__Set task__. Find the lines containing the word "puntos" and copy every one of them.

### Provided information ###

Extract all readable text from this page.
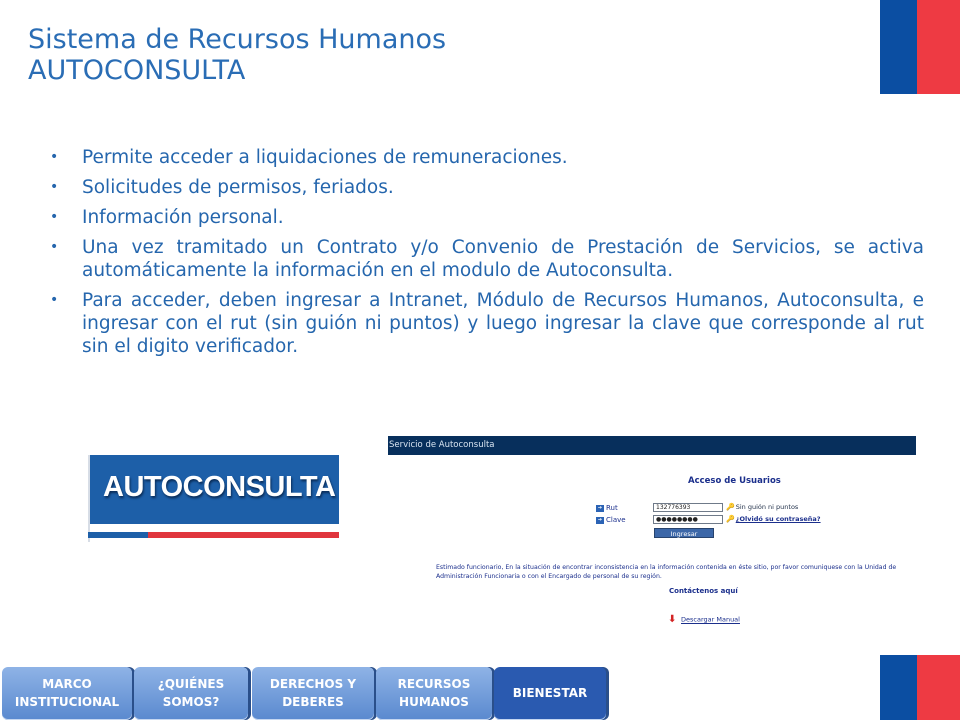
Sistema de Recursos Humanos
AUTOCONSULTA
• Permite acceder a liquidaciones de remuneraciones.
• Solicitudes de permisos, feriados.
• Información personal.
• Una vez tramitado un Contrato y/o Convenio de Prestación de Servicios, se activa automáticamente la información en el modulo de Autoconsulta.
• Para acceder, deben ingresar a Intranet, Módulo de Recursos Humanos, Autoconsulta, e ingresar con el rut (sin guión ni puntos) y luego ingresar la clave que corresponde al rut sin el digito verificador.
AUTOCONSULTA
Servicio de Autoconsulta
Acceso de Usuarios
➔ Rut	132776393	🔑Sin guión ni puntos
➔ Clave	●●●●●●●●	🔑¿Olvidó su contraseña?
Ingresar
Estimado funcionario, En la situación de encontrar inconsistencia en la información contenida en éste sitio, por favor comuniquese con la Unidad de Administración Funcionaria o con el Encargado de personal de su región.
Contáctenos aquí
⬇ Descargar Manual
MARCO
INSTITUCIONAL
¿QUIÉNES
SOMOS?
DERECHOS Y
DEBERES
RECURSOS
HUMANOS
BIENESTAR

###

__Full response__.
• Para acceder, deben ingresar a Intranet, Módulo de Recursos Humanos, Autoconsulta, e ingresar con el rut (sin guión ni puntos) y luego ingresar la clave que corresponde al rut sin el digito verificador.
➔ Rut	132776393	🔑Sin guión ni puntos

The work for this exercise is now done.